Prompt —
Leaving out the images, return the data below exactly as it is written.

-- The data follows --

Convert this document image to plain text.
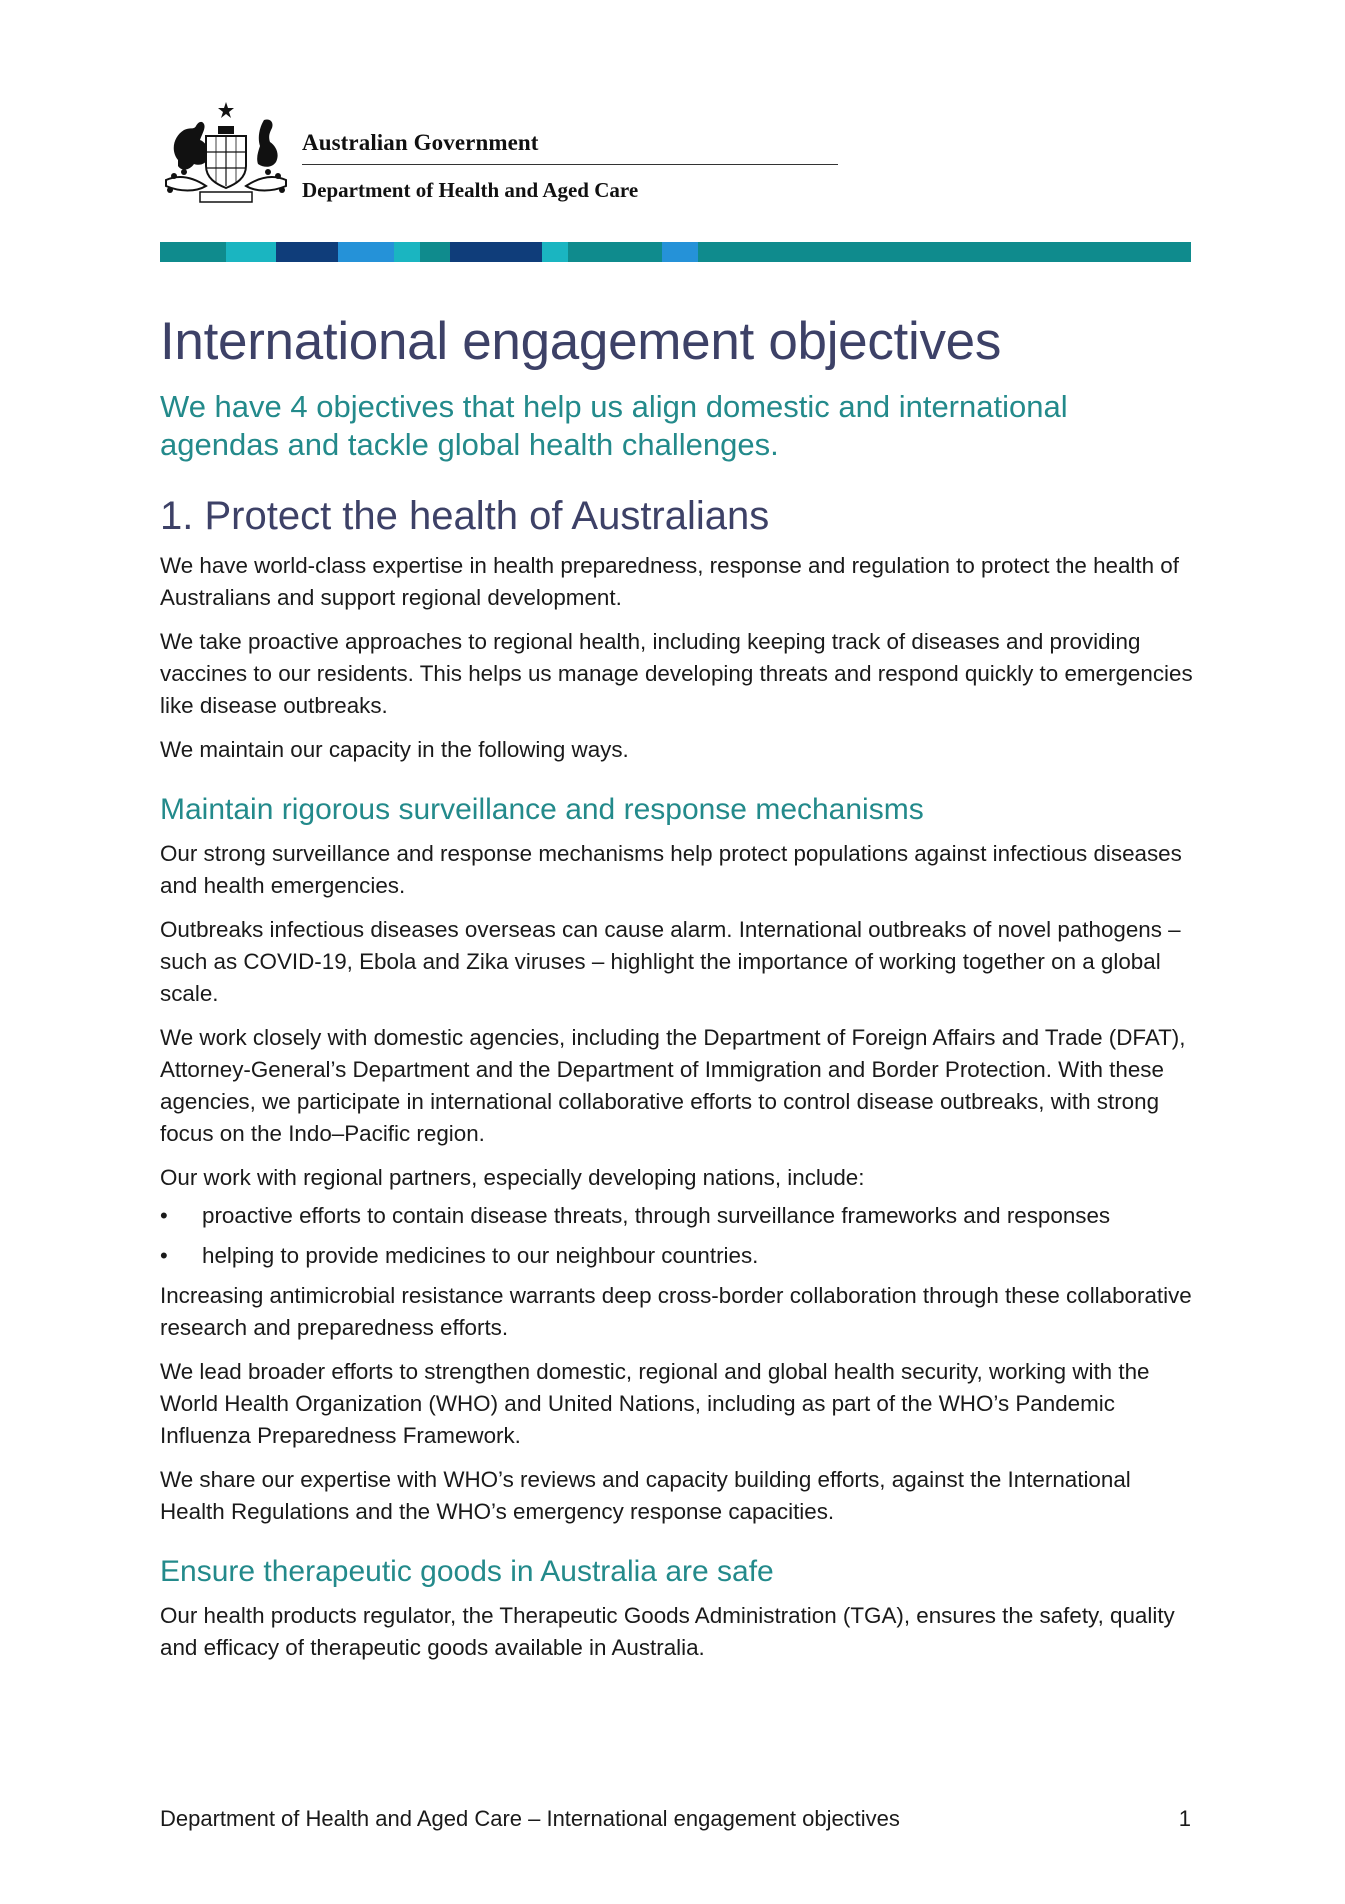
Australian Government
Department of Health and Aged Care
International engagement objectives
We have 4 objectives that help us align domestic and international agendas and tackle global health challenges.
1. Protect the health of Australians

We have world-class expertise in health preparedness, response and regulation to protect the health of Australians and support regional development.

We take proactive approaches to regional health, including keeping track of diseases and providing vaccines to our residents. This helps us manage developing threats and respond quickly to emergencies like disease outbreaks.

We maintain our capacity in the following ways.

Maintain rigorous surveillance and response mechanisms

Our strong surveillance and response mechanisms help protect populations against infectious diseases and health emergencies.

Outbreaks infectious diseases overseas can cause alarm. International outbreaks of novel pathogens – such as COVID-19, Ebola and Zika viruses – highlight the importance of working together on a global scale.

We work closely with domestic agencies, including the Department of Foreign Affairs and Trade (DFAT), Attorney-General’s Department and the Department of Immigration and Border Protection. With these agencies, we participate in international collaborative efforts to control disease outbreaks, with strong focus on the Indo–Pacific region.

Our work with regional partners, especially developing nations, include:

• proactive efforts to contain disease threats, through surveillance frameworks and responses
• helping to provide medicines to our neighbour countries.

Increasing antimicrobial resistance warrants deep cross-border collaboration through these collaborative research and preparedness efforts.

We lead broader efforts to strengthen domestic, regional and global health security, working with the World Health Organization (WHO) and United Nations, including as part of the WHO’s Pandemic Influenza Preparedness Framework.

We share our expertise with WHO’s reviews and capacity building efforts, against the International Health Regulations and the WHO’s emergency response capacities.

Ensure therapeutic goods in Australia are safe

Our health products regulator, the Therapeutic Goods Administration (TGA), ensures the safety, quality and efficacy of therapeutic goods available in Australia.

Department of Health and Aged Care – International engagement objectives	1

-- The data concluded --

Exercise answer —
Convert this document image to plain text.
Australian Government
Department of Health and Aged Care
International engagement objectives
We have 4 objectives that help us align domestic and international agendas and tackle global health challenges.
1. Protect the health of Australians

We have world-class expertise in health preparedness, response and regulation to protect the health of Australians and support regional development.

We take proactive approaches to regional health, including keeping track of diseases and providing vaccines to our residents. This helps us manage developing threats and respond quickly to emergencies like disease outbreaks.

We maintain our capacity in the following ways.

Maintain rigorous surveillance and response mechanisms

Our strong surveillance and response mechanisms help protect populations against infectious diseases and health emergencies.

Outbreaks infectious diseases overseas can cause alarm. International outbreaks of novel pathogens – such as COVID-19, Ebola and Zika viruses – highlight the importance of working together on a global scale.

We work closely with domestic agencies, including the Department of Foreign Affairs and Trade (DFAT), Attorney-General’s Department and the Department of Immigration and Border Protection. With these agencies, we participate in international collaborative efforts to control disease outbreaks, with strong focus on the Indo–Pacific region.

Our work with regional partners, especially developing nations, include:

• proactive efforts to contain disease threats, through surveillance frameworks and responses
• helping to provide medicines to our neighbour countries.

Increasing antimicrobial resistance warrants deep cross-border collaboration through these collaborative research and preparedness efforts.

We lead broader efforts to strengthen domestic, regional and global health security, working with the World Health Organization (WHO) and United Nations, including as part of the WHO’s Pandemic Influenza Preparedness Framework.

We share our expertise with WHO’s reviews and capacity building efforts, against the International Health Regulations and the WHO’s emergency response capacities.

Ensure therapeutic goods in Australia are safe

Our health products regulator, the Therapeutic Goods Administration (TGA), ensures the safety, quality and efficacy of therapeutic goods available in Australia.

Department of Health and Aged Care – International engagement objectives	1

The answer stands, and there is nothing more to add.